# PROMPT
Omitting the images, transcribe the records below exactly as they stand.
____________________
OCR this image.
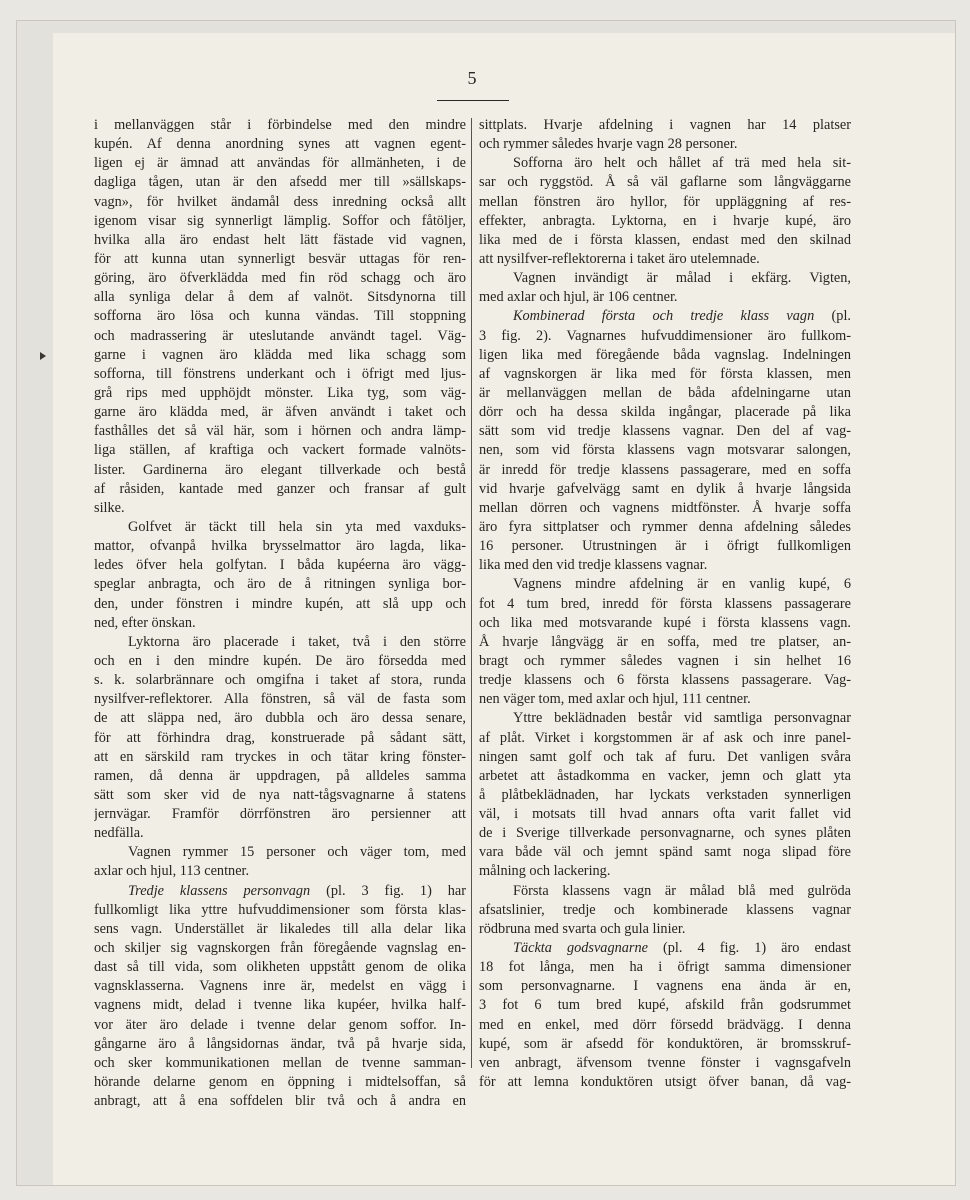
5
i mellanväggen står i förbindelse med den mindre
kupén. Af denna anordning synes att vagnen egent-
ligen ej är ämnad att användas för allmänheten, i de
dagliga tågen, utan är den afsedd mer till »sällskaps-
vagn», för hvilket ändamål dess inredning också allt
igenom visar sig synnerligt lämplig. Soffor och fåtöljer,
hvilka alla äro endast helt lätt fästade vid vagnen,
för att kunna utan synnerligt besvär uttagas för ren-
göring, äro öfverklädda med fin röd schagg och äro
alla synliga delar å dem af valnöt. Sitsdynorna till
sofforna äro lösa och kunna vändas. Till stoppning
och madrassering är uteslutande användt tagel. Väg-
garne i vagnen äro klädda med lika schagg som
sofforna, till fönstrens underkant och i öfrigt med ljus-
grå rips med upphöjdt mönster. Lika tyg, som väg-
garne äro klädda med, är äfven användt i taket och
fasthålles det så väl här, som i hörnen och andra lämp-
liga ställen, af kraftiga och vackert formade valnöts-
lister. Gardinerna äro elegant tillverkade och bestå
af råsiden, kantade med ganzer och fransar af gult
silke.
Golfvet är täckt till hela sin yta med vaxduks-
mattor, ofvanpå hvilka brysselmattor äro lagda, lika-
ledes öfver hela golfytan. I båda kupéerna äro vägg-
speglar anbragta, och äro de å ritningen synliga bor-
den, under fönstren i mindre kupén, att slå upp och
ned, efter önskan.
Lyktorna äro placerade i taket, två i den större
och en i den mindre kupén. De äro försedda med
s. k. solarbrännare och omgifna i taket af stora, runda
nysilfver-reflektorer. Alla fönstren, så väl de fasta som
de att släppa ned, äro dubbla och äro dessa senare,
för att förhindra drag, konstruerade på sådant sätt,
att en särskild ram tryckes in och tätar kring fönster-
ramen, då denna är uppdragen, på alldeles samma
sätt som sker vid de nya natt-tågsvagnarne å statens
jernvägar. Framför dörrfönstren äro persienner att
nedfälla.
Vagnen rymmer 15 personer och väger tom, med
axlar och hjul, 113 centner.
Tredje klassens personvagn (pl. 3 fig. 1) har
fullkomligt lika yttre hufvuddimensioner som första klas-
sens vagn. Understället är likaledes till alla delar lika
och skiljer sig vagnskorgen från föregående vagnslag en-
dast så till vida, som olikheten uppstått genom de olika
vagnsklasserna. Vagnens inre är, medelst en vägg i
vagnens midt, delad i tvenne lika kupéer, hvilka half-
vor äter äro delade i tvenne delar genom soffor. In-
gångarne äro å långsidornas ändar, två på hvarje sida,
och sker kommunikationen mellan de tvenne samman-
hörande delarne genom en öppning i midtelsoffan, så
anbragt, att å ena soffdelen blir två och å andra en
sittplats. Hvarje afdelning i vagnen har 14 platser
och rymmer således hvarje vagn 28 personer.
Sofforna äro helt och hållet af trä med hela sit-
sar och ryggstöd. Å så väl gaflarne som långväggarne
mellan fönstren äro hyllor, för uppläggning af res-
effekter, anbragta. Lyktorna, en i hvarje kupé, äro
lika med de i första klassen, endast med den skilnad
att nysilfver-reflektorerna i taket äro utelemnade.
Vagnen invändigt är målad i ekfärg. Vigten,
med axlar och hjul, är 106 centner.
Kombinerad första och tredje klass vagn (pl.
3 fig. 2). Vagnarnes hufvuddimensioner äro fullkom-
ligen lika med föregående båda vagnslag. Indelningen
af vagnskorgen är lika med för första klassen, men
är mellanväggen mellan de båda afdelningarne utan
dörr och ha dessa skilda ingångar, placerade på lika
sätt som vid tredje klassens vagnar. Den del af vag-
nen, som vid första klassens vagn motsvarar salongen,
är inredd för tredje klassens passagerare, med en soffa
vid hvarje gafvelvägg samt en dylik å hvarje långsida
mellan dörren och vagnens midtfönster. Å hvarje soffa
äro fyra sittplatser och rymmer denna afdelning således
16 personer. Utrustningen är i öfrigt fullkomligen
lika med den vid tredje klassens vagnar.
Vagnens mindre afdelning är en vanlig kupé, 6
fot 4 tum bred, inredd för första klassens passagerare
och lika med motsvarande kupé i första klassens vagn.
Å hvarje långvägg är en soffa, med tre platser, an-
bragt och rymmer således vagnen i sin helhet 16
tredje klassens och 6 första klassens passagerare. Vag-
nen väger tom, med axlar och hjul, 111 centner.
Yttre beklädnaden består vid samtliga personvagnar
af plåt. Virket i korgstommen är af ask och inre panel-
ningen samt golf och tak af furu. Det vanligen svåra
arbetet att åstadkomma en vacker, jemn och glatt yta
å plåtbeklädnaden, har lyckats verkstaden synnerligen
väl, i motsats till hvad annars ofta varit fallet vid
de i Sverige tillverkade personvagnarne, och synes plåten
vara både väl och jemnt spänd samt noga slipad före
målning och lackering.
Första klassens vagn är målad blå med gulröda
afsatslinier, tredje och kombinerade klassens vagnar
rödbruna med svarta och gula linier.
Täckta godsvagnarne (pl. 4 fig. 1) äro endast
18 fot långa, men ha i öfrigt samma dimensioner
som personvagnarne. I vagnens ena ända är en,
3 fot 6 tum bred kupé, afskild från godsrummet
med en enkel, med dörr försedd brädvägg. I denna
kupé, som är afsedd för konduktören, är bromsskruf-
ven anbragt, äfvensom tvenne fönster i vagnsgafveln
för att lemna konduktören utsigt öfver banan, då vag-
____________________
# TASK RESPONSE
OCR this image.
5
i mellanväggen står i förbindelse med den mindre
kupén. Af denna anordning synes att vagnen egent-
ligen ej är ämnad att användas för allmänheten, i de
dagliga tågen, utan är den afsedd mer till »sällskaps-
vagn», för hvilket ändamål dess inredning också allt
igenom visar sig synnerligt lämplig. Soffor och fåtöljer,
hvilka alla äro endast helt lätt fästade vid vagnen,
för att kunna utan synnerligt besvär uttagas för ren-
göring, äro öfverklädda med fin röd schagg och äro
alla synliga delar å dem af valnöt. Sitsdynorna till
sofforna äro lösa och kunna vändas. Till stoppning
och madrassering är uteslutande användt tagel. Väg-
garne i vagnen äro klädda med lika schagg som
sofforna, till fönstrens underkant och i öfrigt med ljus-
grå rips med upphöjdt mönster. Lika tyg, som väg-
garne äro klädda med, är äfven användt i taket och
fasthålles det så väl här, som i hörnen och andra lämp-
liga ställen, af kraftiga och vackert formade valnöts-
lister. Gardinerna äro elegant tillverkade och bestå
af råsiden, kantade med ganzer och fransar af gult
silke.
Golfvet är täckt till hela sin yta med vaxduks-
mattor, ofvanpå hvilka brysselmattor äro lagda, lika-
ledes öfver hela golfytan. I båda kupéerna äro vägg-
speglar anbragta, och äro de å ritningen synliga bor-
den, under fönstren i mindre kupén, att slå upp och
ned, efter önskan.
Lyktorna äro placerade i taket, två i den större
och en i den mindre kupén. De äro försedda med
s. k. solarbrännare och omgifna i taket af stora, runda
nysilfver-reflektorer. Alla fönstren, så väl de fasta som
de att släppa ned, äro dubbla och äro dessa senare,
för att förhindra drag, konstruerade på sådant sätt,
att en särskild ram tryckes in och tätar kring fönster-
ramen, då denna är uppdragen, på alldeles samma
sätt som sker vid de nya natt-tågsvagnarne å statens
jernvägar. Framför dörrfönstren äro persienner att
nedfälla.
Vagnen rymmer 15 personer och väger tom, med
axlar och hjul, 113 centner.
Tredje klassens personvagn (pl. 3 fig. 1) har
fullkomligt lika yttre hufvuddimensioner som första klas-
sens vagn. Understället är likaledes till alla delar lika
och skiljer sig vagnskorgen från föregående vagnslag en-
dast så till vida, som olikheten uppstått genom de olika
vagnsklasserna. Vagnens inre är, medelst en vägg i
vagnens midt, delad i tvenne lika kupéer, hvilka half-
vor äter äro delade i tvenne delar genom soffor. In-
gångarne äro å långsidornas ändar, två på hvarje sida,
och sker kommunikationen mellan de tvenne samman-
hörande delarne genom en öppning i midtelsoffan, så
anbragt, att å ena soffdelen blir två och å andra en
sittplats. Hvarje afdelning i vagnen har 14 platser
och rymmer således hvarje vagn 28 personer.
Sofforna äro helt och hållet af trä med hela sit-
sar och ryggstöd. Å så väl gaflarne som långväggarne
mellan fönstren äro hyllor, för uppläggning af res-
effekter, anbragta. Lyktorna, en i hvarje kupé, äro
lika med de i första klassen, endast med den skilnad
att nysilfver-reflektorerna i taket äro utelemnade.
Vagnen invändigt är målad i ekfärg. Vigten,
med axlar och hjul, är 106 centner.
Kombinerad första och tredje klass vagn (pl.
3 fig. 2). Vagnarnes hufvuddimensioner äro fullkom-
ligen lika med föregående båda vagnslag. Indelningen
af vagnskorgen är lika med för första klassen, men
är mellanväggen mellan de båda afdelningarne utan
dörr och ha dessa skilda ingångar, placerade på lika
sätt som vid tredje klassens vagnar. Den del af vag-
nen, som vid första klassens vagn motsvarar salongen,
är inredd för tredje klassens passagerare, med en soffa
vid hvarje gafvelvägg samt en dylik å hvarje långsida
mellan dörren och vagnens midtfönster. Å hvarje soffa
äro fyra sittplatser och rymmer denna afdelning således
16 personer. Utrustningen är i öfrigt fullkomligen
lika med den vid tredje klassens vagnar.
Vagnens mindre afdelning är en vanlig kupé, 6
fot 4 tum bred, inredd för första klassens passagerare
och lika med motsvarande kupé i första klassens vagn.
Å hvarje långvägg är en soffa, med tre platser, an-
bragt och rymmer således vagnen i sin helhet 16
tredje klassens och 6 första klassens passagerare. Vag-
nen väger tom, med axlar och hjul, 111 centner.
Yttre beklädnaden består vid samtliga personvagnar
af plåt. Virket i korgstommen är af ask och inre panel-
ningen samt golf och tak af furu. Det vanligen svåra
arbetet att åstadkomma en vacker, jemn och glatt yta
å plåtbeklädnaden, har lyckats verkstaden synnerligen
väl, i motsats till hvad annars ofta varit fallet vid
de i Sverige tillverkade personvagnarne, och synes plåten
vara både väl och jemnt spänd samt noga slipad före
målning och lackering.
Första klassens vagn är målad blå med gulröda
afsatslinier, tredje och kombinerade klassens vagnar
rödbruna med svarta och gula linier.
Täckta godsvagnarne (pl. 4 fig. 1) äro endast
18 fot långa, men ha i öfrigt samma dimensioner
som personvagnarne. I vagnens ena ända är en,
3 fot 6 tum bred kupé, afskild från godsrummet
med en enkel, med dörr försedd brädvägg. I denna
kupé, som är afsedd för konduktören, är bromsskruf-
ven anbragt, äfvensom tvenne fönster i vagnsgafveln
för att lemna konduktören utsigt öfver banan, då vag-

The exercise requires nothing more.